** PROVIDED INFORMATION **
=-=-=

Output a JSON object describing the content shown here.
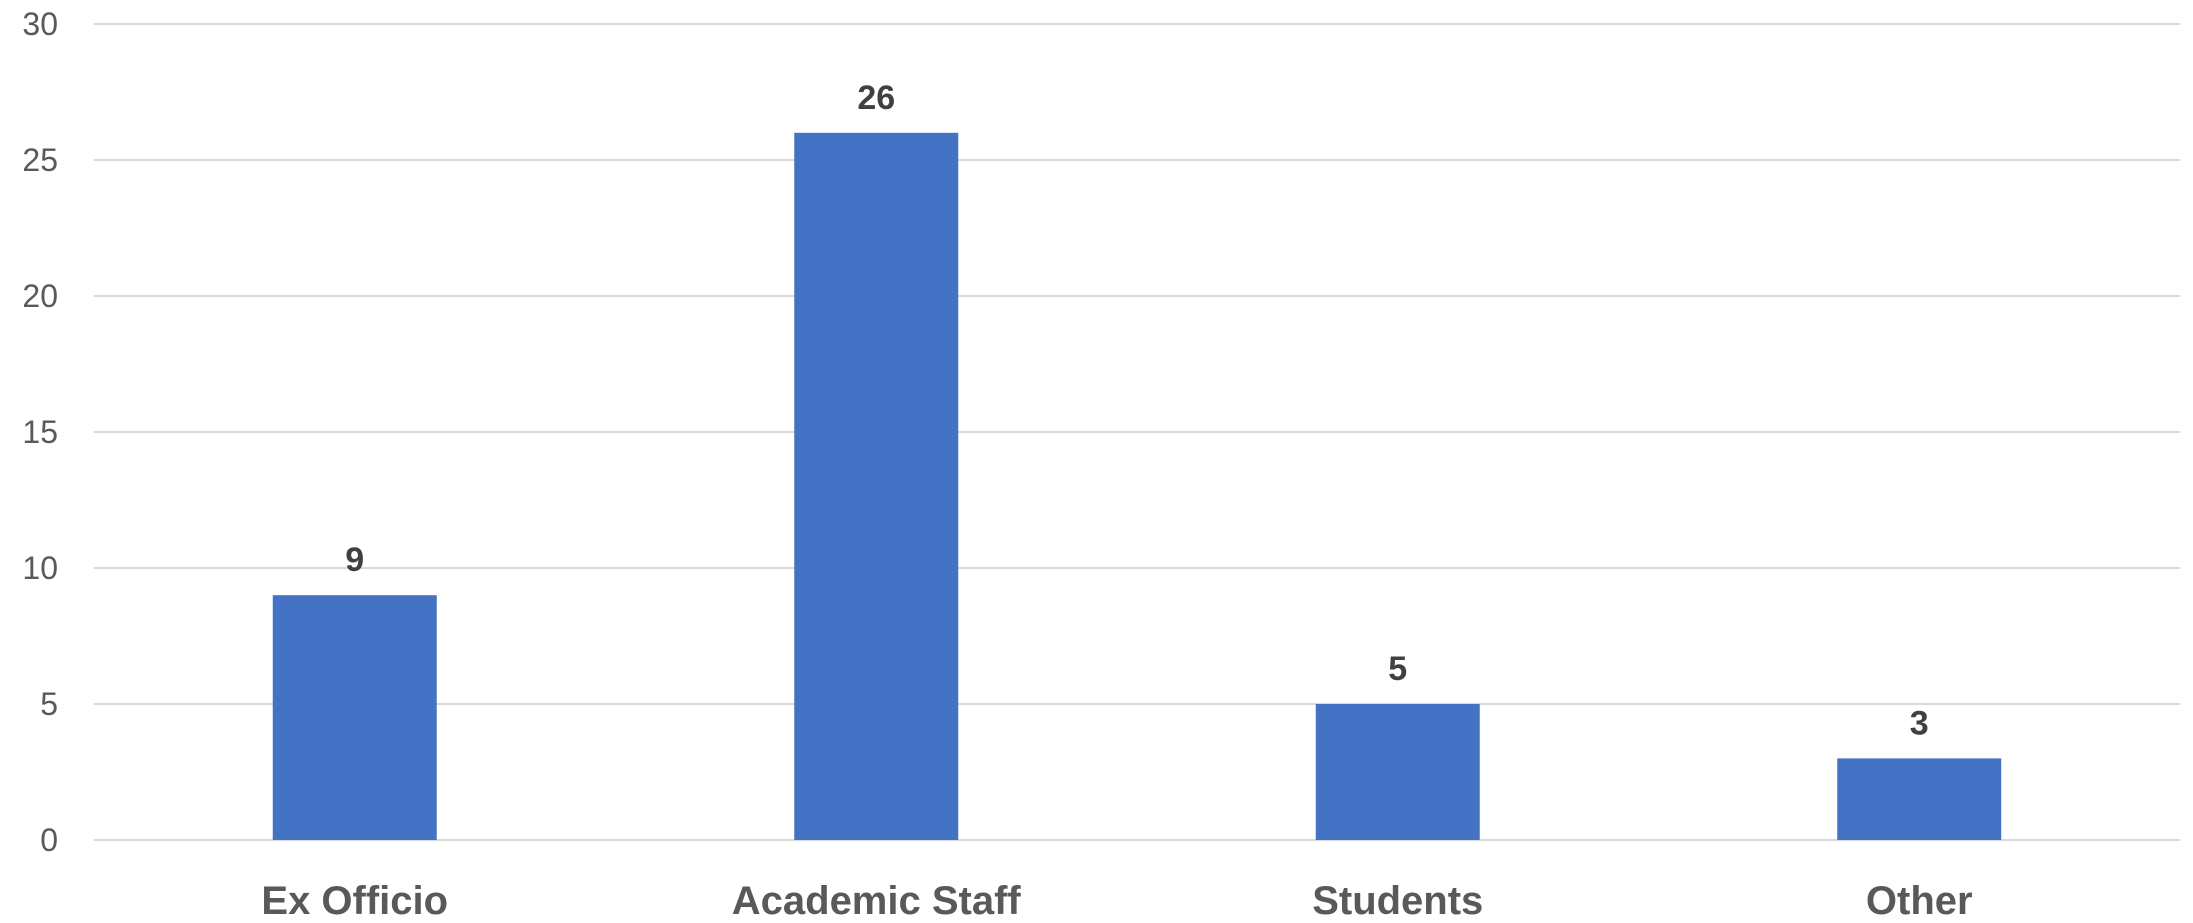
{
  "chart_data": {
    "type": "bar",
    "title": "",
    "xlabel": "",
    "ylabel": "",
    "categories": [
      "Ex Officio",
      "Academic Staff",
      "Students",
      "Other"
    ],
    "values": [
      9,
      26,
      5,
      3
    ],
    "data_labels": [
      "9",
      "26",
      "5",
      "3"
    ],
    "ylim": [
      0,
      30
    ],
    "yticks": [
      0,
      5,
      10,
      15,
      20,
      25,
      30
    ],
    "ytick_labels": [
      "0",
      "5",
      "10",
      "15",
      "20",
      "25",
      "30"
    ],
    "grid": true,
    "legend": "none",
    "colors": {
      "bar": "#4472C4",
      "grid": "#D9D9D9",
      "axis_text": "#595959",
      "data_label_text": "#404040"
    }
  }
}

=-=-=

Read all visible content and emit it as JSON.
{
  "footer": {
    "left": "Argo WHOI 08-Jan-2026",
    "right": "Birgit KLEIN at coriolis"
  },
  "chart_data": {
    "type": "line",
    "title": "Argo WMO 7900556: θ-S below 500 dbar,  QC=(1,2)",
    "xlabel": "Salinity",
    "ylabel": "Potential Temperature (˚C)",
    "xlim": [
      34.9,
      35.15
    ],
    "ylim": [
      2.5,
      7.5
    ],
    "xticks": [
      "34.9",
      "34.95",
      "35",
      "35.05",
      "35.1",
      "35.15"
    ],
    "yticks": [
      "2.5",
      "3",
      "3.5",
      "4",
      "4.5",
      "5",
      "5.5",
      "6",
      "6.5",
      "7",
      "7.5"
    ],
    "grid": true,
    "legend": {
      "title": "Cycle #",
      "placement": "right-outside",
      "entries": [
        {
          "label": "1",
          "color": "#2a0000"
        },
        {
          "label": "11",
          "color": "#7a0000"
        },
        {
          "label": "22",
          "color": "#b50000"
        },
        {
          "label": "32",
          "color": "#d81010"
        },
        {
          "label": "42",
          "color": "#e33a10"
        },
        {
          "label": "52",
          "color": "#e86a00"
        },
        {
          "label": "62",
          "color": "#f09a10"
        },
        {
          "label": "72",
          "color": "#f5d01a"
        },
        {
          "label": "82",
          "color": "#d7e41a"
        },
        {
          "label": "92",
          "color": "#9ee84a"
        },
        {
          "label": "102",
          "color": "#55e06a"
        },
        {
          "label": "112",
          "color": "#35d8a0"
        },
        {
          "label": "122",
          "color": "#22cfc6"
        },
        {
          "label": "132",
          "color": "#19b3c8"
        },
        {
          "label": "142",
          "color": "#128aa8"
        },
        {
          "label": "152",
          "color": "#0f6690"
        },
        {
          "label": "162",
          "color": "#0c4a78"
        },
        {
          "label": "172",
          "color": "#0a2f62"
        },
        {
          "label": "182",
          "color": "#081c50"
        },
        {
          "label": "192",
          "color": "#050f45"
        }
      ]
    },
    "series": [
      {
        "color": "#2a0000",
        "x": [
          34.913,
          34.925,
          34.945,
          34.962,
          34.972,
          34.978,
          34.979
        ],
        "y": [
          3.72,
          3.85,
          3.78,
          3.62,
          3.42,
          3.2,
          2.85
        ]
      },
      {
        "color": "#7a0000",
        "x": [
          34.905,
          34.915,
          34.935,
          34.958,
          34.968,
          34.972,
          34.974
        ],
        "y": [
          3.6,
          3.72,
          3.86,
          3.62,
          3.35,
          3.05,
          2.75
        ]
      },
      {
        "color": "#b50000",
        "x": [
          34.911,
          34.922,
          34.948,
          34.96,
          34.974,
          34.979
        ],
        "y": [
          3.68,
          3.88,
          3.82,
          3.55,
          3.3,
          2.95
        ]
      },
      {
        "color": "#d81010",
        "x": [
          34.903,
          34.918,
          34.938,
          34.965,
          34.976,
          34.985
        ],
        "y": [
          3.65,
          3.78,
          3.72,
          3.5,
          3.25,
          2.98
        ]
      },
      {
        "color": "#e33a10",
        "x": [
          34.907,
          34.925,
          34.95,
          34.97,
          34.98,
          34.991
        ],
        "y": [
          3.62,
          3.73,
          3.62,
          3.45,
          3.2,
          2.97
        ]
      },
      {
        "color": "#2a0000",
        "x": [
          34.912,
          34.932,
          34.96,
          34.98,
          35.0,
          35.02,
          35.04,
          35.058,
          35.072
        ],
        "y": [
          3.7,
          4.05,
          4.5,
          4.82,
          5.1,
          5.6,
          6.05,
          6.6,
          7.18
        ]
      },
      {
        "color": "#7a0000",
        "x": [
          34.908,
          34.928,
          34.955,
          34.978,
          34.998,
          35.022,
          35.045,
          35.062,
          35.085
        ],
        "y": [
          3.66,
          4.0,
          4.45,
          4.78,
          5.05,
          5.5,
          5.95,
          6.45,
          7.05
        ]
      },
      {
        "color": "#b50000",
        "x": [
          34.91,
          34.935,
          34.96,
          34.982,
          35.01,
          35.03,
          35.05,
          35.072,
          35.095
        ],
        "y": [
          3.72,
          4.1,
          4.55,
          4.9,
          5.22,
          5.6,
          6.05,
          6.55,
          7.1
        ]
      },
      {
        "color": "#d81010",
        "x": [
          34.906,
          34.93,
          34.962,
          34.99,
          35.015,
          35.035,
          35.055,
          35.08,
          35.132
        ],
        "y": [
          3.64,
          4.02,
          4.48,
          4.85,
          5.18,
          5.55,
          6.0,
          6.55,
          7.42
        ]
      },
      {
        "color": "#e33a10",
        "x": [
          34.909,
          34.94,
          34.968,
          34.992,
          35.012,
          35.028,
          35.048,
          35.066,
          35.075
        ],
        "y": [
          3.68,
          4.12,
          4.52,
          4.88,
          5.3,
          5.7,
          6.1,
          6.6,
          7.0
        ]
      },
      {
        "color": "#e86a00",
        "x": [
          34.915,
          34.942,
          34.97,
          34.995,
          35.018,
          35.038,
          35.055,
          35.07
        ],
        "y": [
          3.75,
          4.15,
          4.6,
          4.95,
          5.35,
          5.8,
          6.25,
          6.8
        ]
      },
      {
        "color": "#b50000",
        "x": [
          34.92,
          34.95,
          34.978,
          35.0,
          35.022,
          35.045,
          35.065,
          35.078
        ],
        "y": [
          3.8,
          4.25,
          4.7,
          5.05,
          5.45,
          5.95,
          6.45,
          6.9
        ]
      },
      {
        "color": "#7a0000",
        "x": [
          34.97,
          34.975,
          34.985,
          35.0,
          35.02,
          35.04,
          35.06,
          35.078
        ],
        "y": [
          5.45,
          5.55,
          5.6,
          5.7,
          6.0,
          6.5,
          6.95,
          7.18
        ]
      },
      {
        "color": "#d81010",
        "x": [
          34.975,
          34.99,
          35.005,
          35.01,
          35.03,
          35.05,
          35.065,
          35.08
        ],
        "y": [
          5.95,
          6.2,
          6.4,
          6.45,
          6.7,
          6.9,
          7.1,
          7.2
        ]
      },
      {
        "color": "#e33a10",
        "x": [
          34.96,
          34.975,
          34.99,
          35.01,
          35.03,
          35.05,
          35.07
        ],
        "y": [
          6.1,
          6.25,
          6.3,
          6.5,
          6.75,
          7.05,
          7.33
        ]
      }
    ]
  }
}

=-=-=

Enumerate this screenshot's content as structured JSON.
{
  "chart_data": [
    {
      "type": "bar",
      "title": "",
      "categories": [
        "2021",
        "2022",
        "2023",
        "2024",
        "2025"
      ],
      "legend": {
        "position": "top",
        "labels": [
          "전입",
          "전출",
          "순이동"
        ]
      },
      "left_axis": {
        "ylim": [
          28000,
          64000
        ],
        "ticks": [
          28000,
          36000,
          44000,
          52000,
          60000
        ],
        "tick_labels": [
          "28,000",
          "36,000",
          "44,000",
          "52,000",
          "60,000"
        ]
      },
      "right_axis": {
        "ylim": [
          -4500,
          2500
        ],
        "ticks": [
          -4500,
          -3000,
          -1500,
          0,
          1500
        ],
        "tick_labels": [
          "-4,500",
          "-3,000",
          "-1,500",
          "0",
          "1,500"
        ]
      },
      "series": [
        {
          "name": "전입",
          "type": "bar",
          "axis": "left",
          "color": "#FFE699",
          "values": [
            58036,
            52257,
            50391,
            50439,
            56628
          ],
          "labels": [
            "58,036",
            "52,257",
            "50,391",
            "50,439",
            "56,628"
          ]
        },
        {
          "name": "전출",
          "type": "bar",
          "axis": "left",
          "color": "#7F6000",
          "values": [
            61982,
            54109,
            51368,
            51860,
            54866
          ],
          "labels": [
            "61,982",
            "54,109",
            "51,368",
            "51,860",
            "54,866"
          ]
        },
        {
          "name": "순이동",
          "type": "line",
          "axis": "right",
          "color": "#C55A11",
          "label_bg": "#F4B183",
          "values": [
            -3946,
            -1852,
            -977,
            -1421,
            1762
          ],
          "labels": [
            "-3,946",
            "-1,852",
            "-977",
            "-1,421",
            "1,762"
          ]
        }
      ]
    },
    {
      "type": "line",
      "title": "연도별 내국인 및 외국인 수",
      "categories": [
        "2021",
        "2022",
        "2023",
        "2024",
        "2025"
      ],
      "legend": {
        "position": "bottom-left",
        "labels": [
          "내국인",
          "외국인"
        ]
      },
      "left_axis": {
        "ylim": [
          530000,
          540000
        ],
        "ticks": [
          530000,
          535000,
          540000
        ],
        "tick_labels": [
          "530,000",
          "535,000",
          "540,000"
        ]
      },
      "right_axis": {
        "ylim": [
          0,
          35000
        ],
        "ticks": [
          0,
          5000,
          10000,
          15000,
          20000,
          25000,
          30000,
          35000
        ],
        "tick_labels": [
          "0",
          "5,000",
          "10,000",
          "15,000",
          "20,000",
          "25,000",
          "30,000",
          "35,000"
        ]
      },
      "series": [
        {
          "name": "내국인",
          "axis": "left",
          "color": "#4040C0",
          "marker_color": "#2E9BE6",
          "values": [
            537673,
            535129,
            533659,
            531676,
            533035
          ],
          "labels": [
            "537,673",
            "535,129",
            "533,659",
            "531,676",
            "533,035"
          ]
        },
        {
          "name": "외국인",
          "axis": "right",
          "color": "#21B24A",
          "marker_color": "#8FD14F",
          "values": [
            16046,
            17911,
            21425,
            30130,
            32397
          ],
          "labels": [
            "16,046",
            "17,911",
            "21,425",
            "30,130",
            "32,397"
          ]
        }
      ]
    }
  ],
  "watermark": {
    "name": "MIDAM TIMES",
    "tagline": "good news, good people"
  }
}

=-=-=

** YOUR TASK **
Scan the lines for the string "type". Pick out every line that has it.

** TASK RESULT **
    "type": "bar",
    "type": "line",
      "type": "bar",
          "type": "bar",
          "type": "bar",
          "type": "line",
      "type": "line",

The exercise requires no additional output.